→ **SHORT EXERCISE**: Reproduce the full listing that appears beneath this instruction exactly.
•••••
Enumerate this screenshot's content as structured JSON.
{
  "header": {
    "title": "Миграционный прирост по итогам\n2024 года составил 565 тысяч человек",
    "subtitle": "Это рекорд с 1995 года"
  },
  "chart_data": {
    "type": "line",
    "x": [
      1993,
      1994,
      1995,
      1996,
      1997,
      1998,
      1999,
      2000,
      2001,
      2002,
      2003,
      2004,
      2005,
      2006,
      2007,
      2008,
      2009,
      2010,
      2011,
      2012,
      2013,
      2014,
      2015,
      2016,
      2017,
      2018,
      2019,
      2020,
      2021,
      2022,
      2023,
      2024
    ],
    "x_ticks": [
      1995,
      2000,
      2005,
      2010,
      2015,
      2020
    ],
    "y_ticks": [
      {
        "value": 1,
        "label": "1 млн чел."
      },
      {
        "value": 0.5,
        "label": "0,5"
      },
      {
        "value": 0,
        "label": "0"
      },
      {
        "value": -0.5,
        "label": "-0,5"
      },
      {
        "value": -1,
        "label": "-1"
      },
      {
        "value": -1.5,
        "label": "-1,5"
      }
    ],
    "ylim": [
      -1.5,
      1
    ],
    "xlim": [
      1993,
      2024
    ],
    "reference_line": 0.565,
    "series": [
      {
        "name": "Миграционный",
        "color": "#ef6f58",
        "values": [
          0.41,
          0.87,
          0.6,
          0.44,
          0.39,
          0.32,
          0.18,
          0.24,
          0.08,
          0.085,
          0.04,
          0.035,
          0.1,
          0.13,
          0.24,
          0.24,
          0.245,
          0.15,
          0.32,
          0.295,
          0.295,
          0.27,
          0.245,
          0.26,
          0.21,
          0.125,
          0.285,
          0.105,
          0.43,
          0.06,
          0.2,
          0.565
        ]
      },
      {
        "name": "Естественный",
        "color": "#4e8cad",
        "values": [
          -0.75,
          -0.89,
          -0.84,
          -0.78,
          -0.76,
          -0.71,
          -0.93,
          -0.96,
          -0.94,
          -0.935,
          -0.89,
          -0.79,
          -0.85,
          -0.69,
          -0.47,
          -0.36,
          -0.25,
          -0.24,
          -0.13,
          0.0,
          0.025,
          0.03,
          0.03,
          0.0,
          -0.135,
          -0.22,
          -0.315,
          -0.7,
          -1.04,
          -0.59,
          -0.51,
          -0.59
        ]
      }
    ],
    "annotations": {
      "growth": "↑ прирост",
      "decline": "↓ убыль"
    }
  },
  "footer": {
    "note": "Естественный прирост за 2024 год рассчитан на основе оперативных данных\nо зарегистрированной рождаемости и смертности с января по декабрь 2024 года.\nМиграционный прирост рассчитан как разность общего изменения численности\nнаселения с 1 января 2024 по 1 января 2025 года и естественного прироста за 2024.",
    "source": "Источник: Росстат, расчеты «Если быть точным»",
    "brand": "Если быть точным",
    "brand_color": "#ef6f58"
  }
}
•••••
→ **FINISHED ANSWER**:
Enumerate this screenshot's content as structured JSON.
{
  "header": {
    "title": "Миграционный прирост по итогам\n2024 года составил 565 тысяч человек",
    "subtitle": "Это рекорд с 1995 года"
  },
  "chart_data": {
    "type": "line",
    "x": [
      1993,
      1994,
      1995,
      1996,
      1997,
      1998,
      1999,
      2000,
      2001,
      2002,
      2003,
      2004,
      2005,
      2006,
      2007,
      2008,
      2009,
      2010,
      2011,
      2012,
      2013,
      2014,
      2015,
      2016,
      2017,
      2018,
      2019,
      2020,
      2021,
      2022,
      2023,
      2024
    ],
    "x_ticks": [
      1995,
      2000,
      2005,
      2010,
      2015,
      2020
    ],
    "y_ticks": [
      {
        "value": 1,
        "label": "1 млн чел."
      },
      {
        "value": 0.5,
        "label": "0,5"
      },
      {
        "value": 0,
        "label": "0"
      },
      {
        "value": -0.5,
        "label": "-0,5"
      },
      {
        "value": -1,
        "label": "-1"
      },
      {
        "value": -1.5,
        "label": "-1,5"
      }
    ],
    "ylim": [
      -1.5,
      1
    ],
    "xlim": [
      1993,
      2024
    ],
    "reference_line": 0.565,
    "series": [
      {
        "name": "Миграционный",
        "color": "#ef6f58",
        "values": [
          0.41,
          0.87,
          0.6,
          0.44,
          0.39,
          0.32,
          0.18,
          0.24,
          0.08,
          0.085,
          0.04,
          0.035,
          0.1,
          0.13,
          0.24,
          0.24,
          0.245,
          0.15,
          0.32,
          0.295,
          0.295,
          0.27,
          0.245,
          0.26,
          0.21,
          0.125,
          0.285,
          0.105,
          0.43,
          0.06,
          0.2,
          0.565
        ]
      },
      {
        "name": "Естественный",
        "color": "#4e8cad",
        "values": [
          -0.75,
          -0.89,
          -0.84,
          -0.78,
          -0.76,
          -0.71,
          -0.93,
          -0.96,
          -0.94,
          -0.935,
          -0.89,
          -0.79,
          -0.85,
          -0.69,
          -0.47,
          -0.36,
          -0.25,
          -0.24,
          -0.13,
          0.0,
          0.025,
          0.03,
          0.03,
          0.0,
          -0.135,
          -0.22,
          -0.315,
          -0.7,
          -1.04,
          -0.59,
          -0.51,
          -0.59
        ]
      }
    ],
    "annotations": {
      "growth": "↑ прирост",
      "decline": "↓ убыль"
    }
  },
  "footer": {
    "note": "Естественный прирост за 2024 год рассчитан на основе оперативных данных\nо зарегистрированной рождаемости и смертности с января по декабрь 2024 года.\nМиграционный прирост рассчитан как разность общего изменения численности\nнаселения с 1 января 2024 по 1 января 2025 года и естественного прироста за 2024.",
    "source": "Источник: Росстат, расчеты «Если быть точным»",
    "brand": "Если быть точным",
    "brand_color": "#ef6f58"
  }
}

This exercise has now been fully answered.